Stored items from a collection
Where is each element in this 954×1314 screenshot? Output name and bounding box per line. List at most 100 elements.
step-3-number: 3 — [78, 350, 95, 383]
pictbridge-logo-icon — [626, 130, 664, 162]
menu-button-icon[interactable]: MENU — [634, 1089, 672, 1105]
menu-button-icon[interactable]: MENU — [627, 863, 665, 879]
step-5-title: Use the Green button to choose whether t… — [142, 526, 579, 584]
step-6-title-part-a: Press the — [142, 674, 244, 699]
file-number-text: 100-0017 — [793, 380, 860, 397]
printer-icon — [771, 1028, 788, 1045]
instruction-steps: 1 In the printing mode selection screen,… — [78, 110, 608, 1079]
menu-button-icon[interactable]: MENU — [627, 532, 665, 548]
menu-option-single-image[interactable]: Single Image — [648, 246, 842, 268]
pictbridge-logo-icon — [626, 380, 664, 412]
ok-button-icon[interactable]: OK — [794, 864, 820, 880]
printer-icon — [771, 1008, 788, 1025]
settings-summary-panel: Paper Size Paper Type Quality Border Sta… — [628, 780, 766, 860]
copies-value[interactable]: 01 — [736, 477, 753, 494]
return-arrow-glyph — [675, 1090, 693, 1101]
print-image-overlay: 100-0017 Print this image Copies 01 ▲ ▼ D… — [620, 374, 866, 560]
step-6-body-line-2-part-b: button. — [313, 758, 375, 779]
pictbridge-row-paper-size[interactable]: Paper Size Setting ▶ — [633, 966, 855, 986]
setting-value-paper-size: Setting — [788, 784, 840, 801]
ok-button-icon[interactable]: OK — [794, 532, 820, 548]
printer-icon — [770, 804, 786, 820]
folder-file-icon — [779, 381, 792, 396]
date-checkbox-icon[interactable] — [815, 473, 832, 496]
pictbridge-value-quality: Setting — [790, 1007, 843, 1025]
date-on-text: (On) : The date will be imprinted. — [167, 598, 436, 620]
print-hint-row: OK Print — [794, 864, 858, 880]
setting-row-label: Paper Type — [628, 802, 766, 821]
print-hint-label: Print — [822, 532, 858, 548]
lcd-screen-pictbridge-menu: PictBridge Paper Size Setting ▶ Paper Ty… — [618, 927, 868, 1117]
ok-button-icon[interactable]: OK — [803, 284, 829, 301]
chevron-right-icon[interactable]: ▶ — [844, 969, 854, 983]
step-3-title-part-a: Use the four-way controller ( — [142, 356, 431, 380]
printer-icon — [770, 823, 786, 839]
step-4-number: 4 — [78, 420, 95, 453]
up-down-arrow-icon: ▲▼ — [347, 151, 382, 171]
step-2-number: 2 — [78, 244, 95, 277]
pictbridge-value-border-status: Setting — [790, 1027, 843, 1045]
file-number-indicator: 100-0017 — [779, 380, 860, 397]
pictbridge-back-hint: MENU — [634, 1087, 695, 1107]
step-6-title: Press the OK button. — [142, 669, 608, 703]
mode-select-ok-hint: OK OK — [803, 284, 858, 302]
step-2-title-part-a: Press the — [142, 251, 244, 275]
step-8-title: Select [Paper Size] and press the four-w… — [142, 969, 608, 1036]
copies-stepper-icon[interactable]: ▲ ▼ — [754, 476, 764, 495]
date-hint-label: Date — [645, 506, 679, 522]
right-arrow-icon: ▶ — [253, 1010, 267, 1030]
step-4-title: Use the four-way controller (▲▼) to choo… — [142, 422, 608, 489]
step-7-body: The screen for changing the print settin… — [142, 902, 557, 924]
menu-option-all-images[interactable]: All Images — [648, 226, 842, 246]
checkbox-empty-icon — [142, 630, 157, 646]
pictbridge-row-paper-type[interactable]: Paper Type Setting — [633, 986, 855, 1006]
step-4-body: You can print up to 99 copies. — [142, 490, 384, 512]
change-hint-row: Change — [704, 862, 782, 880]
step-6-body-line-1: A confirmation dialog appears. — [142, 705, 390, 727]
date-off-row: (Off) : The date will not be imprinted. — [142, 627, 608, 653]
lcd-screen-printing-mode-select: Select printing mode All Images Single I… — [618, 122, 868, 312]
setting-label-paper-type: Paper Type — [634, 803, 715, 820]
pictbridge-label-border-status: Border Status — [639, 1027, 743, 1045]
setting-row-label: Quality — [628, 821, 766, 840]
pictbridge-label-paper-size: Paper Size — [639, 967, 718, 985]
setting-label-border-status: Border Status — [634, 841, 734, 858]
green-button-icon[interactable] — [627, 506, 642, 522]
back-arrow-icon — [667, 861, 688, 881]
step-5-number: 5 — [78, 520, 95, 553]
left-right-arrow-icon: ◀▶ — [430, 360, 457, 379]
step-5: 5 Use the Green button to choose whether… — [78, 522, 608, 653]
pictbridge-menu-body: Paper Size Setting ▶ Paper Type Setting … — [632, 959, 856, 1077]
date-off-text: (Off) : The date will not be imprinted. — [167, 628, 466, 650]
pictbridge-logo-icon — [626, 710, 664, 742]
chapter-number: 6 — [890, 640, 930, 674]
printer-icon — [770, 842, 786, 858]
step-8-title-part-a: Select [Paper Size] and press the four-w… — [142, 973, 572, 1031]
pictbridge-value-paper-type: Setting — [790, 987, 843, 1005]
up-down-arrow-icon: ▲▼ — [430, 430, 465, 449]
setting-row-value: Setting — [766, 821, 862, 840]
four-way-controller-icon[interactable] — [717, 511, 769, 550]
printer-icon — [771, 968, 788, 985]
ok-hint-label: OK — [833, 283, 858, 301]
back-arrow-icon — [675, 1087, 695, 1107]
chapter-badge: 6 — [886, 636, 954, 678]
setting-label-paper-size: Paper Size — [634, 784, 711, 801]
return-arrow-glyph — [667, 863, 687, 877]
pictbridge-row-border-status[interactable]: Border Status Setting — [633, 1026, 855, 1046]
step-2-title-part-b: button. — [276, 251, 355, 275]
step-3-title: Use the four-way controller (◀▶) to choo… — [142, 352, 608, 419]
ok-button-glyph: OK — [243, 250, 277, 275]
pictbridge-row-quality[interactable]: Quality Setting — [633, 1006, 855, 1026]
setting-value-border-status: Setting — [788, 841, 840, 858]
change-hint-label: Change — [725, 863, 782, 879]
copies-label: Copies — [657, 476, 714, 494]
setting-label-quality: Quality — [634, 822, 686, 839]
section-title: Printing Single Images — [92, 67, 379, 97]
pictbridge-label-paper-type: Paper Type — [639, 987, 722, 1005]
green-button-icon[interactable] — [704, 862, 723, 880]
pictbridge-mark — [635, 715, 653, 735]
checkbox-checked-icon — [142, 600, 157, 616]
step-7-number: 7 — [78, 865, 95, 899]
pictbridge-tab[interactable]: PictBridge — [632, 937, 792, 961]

_Short exercise_
Transcribe every line of the listing above word for word, keeping all names, text, and numbers unchanged.

_Correct answer_
Where is each element in this 954×1314 screenshot? Output name and bounding box per line. List at most 100 elements.
step-3-number: 3 — [78, 350, 95, 383]
pictbridge-logo-icon — [626, 130, 664, 162]
menu-button-icon[interactable]: MENU — [634, 1089, 672, 1105]
menu-button-icon[interactable]: MENU — [627, 863, 665, 879]
step-5-title: Use the Green button to choose whether t… — [142, 526, 579, 584]
step-6-title-part-a: Press the — [142, 674, 244, 699]
file-number-text: 100-0017 — [793, 380, 860, 397]
printer-icon — [771, 1028, 788, 1045]
instruction-steps: 1 In the printing mode selection screen,… — [78, 110, 608, 1079]
menu-button-icon[interactable]: MENU — [627, 532, 665, 548]
menu-option-single-image[interactable]: Single Image — [648, 246, 842, 268]
pictbridge-logo-icon — [626, 380, 664, 412]
ok-button-icon[interactable]: OK — [794, 864, 820, 880]
printer-icon — [771, 1008, 788, 1025]
settings-summary-panel: Paper Size Paper Type Quality Border Sta… — [628, 780, 766, 860]
copies-value[interactable]: 01 — [736, 477, 753, 494]
return-arrow-glyph — [675, 1090, 693, 1101]
print-image-overlay: 100-0017 Print this image Copies 01 ▲ ▼ D… — [620, 374, 866, 560]
step-6-body-line-2-part-b: button. — [313, 758, 375, 779]
pictbridge-row-paper-size[interactable]: Paper Size Setting ▶ — [633, 966, 855, 986]
setting-value-paper-size: Setting — [788, 784, 840, 801]
ok-button-icon[interactable]: OK — [794, 532, 820, 548]
printer-icon — [770, 804, 786, 820]
folder-file-icon — [779, 381, 792, 396]
date-checkbox-icon[interactable] — [815, 473, 832, 496]
pictbridge-value-quality: Setting — [790, 1007, 843, 1025]
date-on-text: (On) : The date will be imprinted. — [167, 598, 436, 620]
print-hint-row: OK Print — [794, 864, 858, 880]
setting-row-label: Paper Type — [628, 802, 766, 821]
print-hint-label: Print — [822, 532, 858, 548]
lcd-screen-pictbridge-menu: PictBridge Paper Size Setting ▶ Paper Ty… — [618, 927, 868, 1117]
ok-button-icon[interactable]: OK — [803, 284, 829, 301]
chevron-right-icon[interactable]: ▶ — [844, 969, 854, 983]
step-3-title-part-a: Use the four-way controller ( — [142, 356, 431, 380]
printer-icon — [770, 823, 786, 839]
step-4-number: 4 — [78, 420, 95, 453]
up-down-arrow-icon: ▲▼ — [347, 151, 382, 171]
step-2-number: 2 — [78, 244, 95, 277]
pictbridge-value-border-status: Setting — [790, 1027, 843, 1045]
file-number-indicator: 100-0017 — [779, 380, 860, 397]
pictbridge-back-hint: MENU — [634, 1087, 695, 1107]
step-6-title: Press the OK button. — [142, 669, 608, 703]
mode-select-ok-hint: OK OK — [803, 284, 858, 302]
step-2-title-part-a: Press the — [142, 251, 244, 275]
step-8-title: Select [Paper Size] and press the four-w… — [142, 969, 608, 1036]
copies-stepper-icon[interactable]: ▲ ▼ — [754, 476, 764, 495]
date-hint-label: Date — [645, 506, 679, 522]
right-arrow-icon: ▶ — [253, 1010, 267, 1030]
step-4-title: Use the four-way controller (▲▼) to choo… — [142, 422, 608, 489]
step-7-body: The screen for changing the print settin… — [142, 902, 557, 924]
menu-option-all-images[interactable]: All Images — [648, 226, 842, 246]
checkbox-empty-icon — [142, 630, 157, 646]
pictbridge-row-paper-type[interactable]: Paper Type Setting — [633, 986, 855, 1006]
step-4-body: You can print up to 99 copies. — [142, 490, 384, 512]
change-hint-row: Change — [704, 862, 782, 880]
step-6-body-line-1: A confirmation dialog appears. — [142, 705, 390, 727]
date-off-row: (Off) : The date will not be imprinted. — [142, 627, 608, 653]
lcd-screen-printing-mode-select: Select printing mode All Images Single I… — [618, 122, 868, 312]
setting-label-paper-type: Paper Type — [634, 803, 715, 820]
pictbridge-label-border-status: Border Status — [639, 1027, 743, 1045]
setting-row-label: Quality — [628, 821, 766, 840]
pictbridge-label-paper-size: Paper Size — [639, 967, 718, 985]
setting-label-border-status: Border Status — [634, 841, 734, 858]
green-button-icon[interactable] — [627, 506, 642, 522]
back-arrow-icon — [667, 861, 688, 881]
step-5-number: 5 — [78, 520, 95, 553]
left-right-arrow-icon: ◀▶ — [430, 360, 457, 379]
step-5: 5 Use the Green button to choose whether… — [78, 522, 608, 653]
pictbridge-menu-body: Paper Size Setting ▶ Paper Type Setting … — [632, 959, 856, 1077]
date-off-text: (Off) : The date will not be imprinted. — [167, 628, 466, 650]
pictbridge-logo-icon — [626, 710, 664, 742]
chapter-number: 6 — [890, 640, 930, 674]
printer-icon — [770, 842, 786, 858]
step-8-title-part-a: Select [Paper Size] and press the four-w… — [142, 973, 572, 1031]
pictbridge-value-paper-type: Setting — [790, 987, 843, 1005]
up-down-arrow-icon: ▲▼ — [430, 430, 465, 449]
setting-row-value: Setting — [766, 821, 862, 840]
four-way-controller-icon[interactable] — [717, 511, 769, 550]
printer-icon — [771, 968, 788, 985]
ok-hint-label: OK — [833, 283, 858, 301]
back-arrow-icon — [675, 1087, 695, 1107]
chapter-badge: 6 — [886, 636, 954, 678]
setting-label-paper-size: Paper Size — [634, 784, 711, 801]
return-arrow-glyph — [667, 863, 687, 877]
pictbridge-row-border-status[interactable]: Border Status Setting — [633, 1026, 855, 1046]
step-2-title-part-b: button. — [276, 251, 355, 275]
step-3-title: Use the four-way controller (◀▶) to choo… — [142, 352, 608, 419]
ok-button-glyph: OK — [243, 250, 277, 275]
pictbridge-row-quality[interactable]: Quality Setting — [633, 1006, 855, 1026]
setting-value-border-status: Setting — [788, 841, 840, 858]
change-hint-label: Change — [725, 863, 782, 879]
copies-label: Copies — [657, 476, 714, 494]
setting-label-quality: Quality — [634, 822, 686, 839]
section-title: Printing Single Images — [92, 67, 379, 97]
pictbridge-label-paper-type: Paper Type — [639, 987, 722, 1005]
green-button-icon[interactable] — [704, 862, 723, 880]
pictbridge-mark — [635, 715, 653, 735]
checkbox-checked-icon — [142, 600, 157, 616]
step-7-number: 7 — [78, 865, 95, 899]
pictbridge-tab[interactable]: PictBridge — [632, 937, 792, 961]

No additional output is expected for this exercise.